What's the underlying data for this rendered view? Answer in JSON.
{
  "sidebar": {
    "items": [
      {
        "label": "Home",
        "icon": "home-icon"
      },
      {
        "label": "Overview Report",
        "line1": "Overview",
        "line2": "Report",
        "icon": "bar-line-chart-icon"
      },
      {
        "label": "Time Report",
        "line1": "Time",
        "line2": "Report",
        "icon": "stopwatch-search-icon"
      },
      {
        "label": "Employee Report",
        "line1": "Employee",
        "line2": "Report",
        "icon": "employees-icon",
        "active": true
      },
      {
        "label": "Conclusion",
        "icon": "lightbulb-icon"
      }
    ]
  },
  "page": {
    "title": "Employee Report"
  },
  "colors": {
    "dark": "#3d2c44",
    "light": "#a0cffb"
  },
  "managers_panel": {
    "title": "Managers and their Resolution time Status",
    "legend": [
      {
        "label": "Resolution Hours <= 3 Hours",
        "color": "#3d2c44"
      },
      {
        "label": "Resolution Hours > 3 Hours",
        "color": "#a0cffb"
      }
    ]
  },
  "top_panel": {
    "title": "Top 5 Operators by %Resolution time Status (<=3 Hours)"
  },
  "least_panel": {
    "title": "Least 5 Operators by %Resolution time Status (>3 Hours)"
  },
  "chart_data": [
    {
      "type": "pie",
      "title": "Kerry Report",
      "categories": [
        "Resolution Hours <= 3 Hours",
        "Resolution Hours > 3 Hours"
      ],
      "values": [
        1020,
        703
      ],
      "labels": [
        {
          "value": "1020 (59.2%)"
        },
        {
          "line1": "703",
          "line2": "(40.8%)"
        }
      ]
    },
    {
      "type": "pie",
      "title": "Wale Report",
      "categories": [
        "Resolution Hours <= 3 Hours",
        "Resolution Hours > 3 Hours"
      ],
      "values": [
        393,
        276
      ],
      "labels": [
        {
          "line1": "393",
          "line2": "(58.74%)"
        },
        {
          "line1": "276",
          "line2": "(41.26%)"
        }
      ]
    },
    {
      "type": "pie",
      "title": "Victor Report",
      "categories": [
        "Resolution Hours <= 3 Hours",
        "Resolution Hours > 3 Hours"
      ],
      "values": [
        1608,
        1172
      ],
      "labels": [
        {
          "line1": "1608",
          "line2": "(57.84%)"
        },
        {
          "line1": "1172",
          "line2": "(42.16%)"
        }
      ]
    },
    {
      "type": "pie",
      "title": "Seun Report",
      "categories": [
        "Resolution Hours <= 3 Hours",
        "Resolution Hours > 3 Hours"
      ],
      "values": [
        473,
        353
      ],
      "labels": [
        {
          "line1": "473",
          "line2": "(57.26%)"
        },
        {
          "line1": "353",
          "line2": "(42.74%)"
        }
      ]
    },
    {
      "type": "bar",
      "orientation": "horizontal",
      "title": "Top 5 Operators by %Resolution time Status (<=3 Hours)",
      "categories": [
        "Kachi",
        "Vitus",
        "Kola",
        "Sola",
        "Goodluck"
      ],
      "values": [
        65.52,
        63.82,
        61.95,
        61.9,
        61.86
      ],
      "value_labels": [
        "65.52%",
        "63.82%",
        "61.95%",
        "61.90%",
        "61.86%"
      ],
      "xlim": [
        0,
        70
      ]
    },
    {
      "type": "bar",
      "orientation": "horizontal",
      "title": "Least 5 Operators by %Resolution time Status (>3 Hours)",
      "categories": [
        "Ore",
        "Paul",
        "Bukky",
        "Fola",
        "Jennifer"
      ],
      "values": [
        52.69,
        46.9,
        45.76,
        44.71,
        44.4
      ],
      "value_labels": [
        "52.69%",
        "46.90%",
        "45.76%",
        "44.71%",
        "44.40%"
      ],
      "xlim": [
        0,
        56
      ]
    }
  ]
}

### Goal of the exercise:
Check each line of the entries for the string "Status". Copy the lines that have it.

### Result for this exercise:
    "title": "Managers and their Resolution time Status",
    "title": "Top 5 Operators by %Resolution time Status (<=3 Hours)"
    "title": "Least 5 Operators by %Resolution time Status (>3 Hours)"
      "title": "Top 5 Operators by %Resolution time Status (<=3 Hours)",
      "title": "Least 5 Operators by %Resolution time Status (>3 Hours)",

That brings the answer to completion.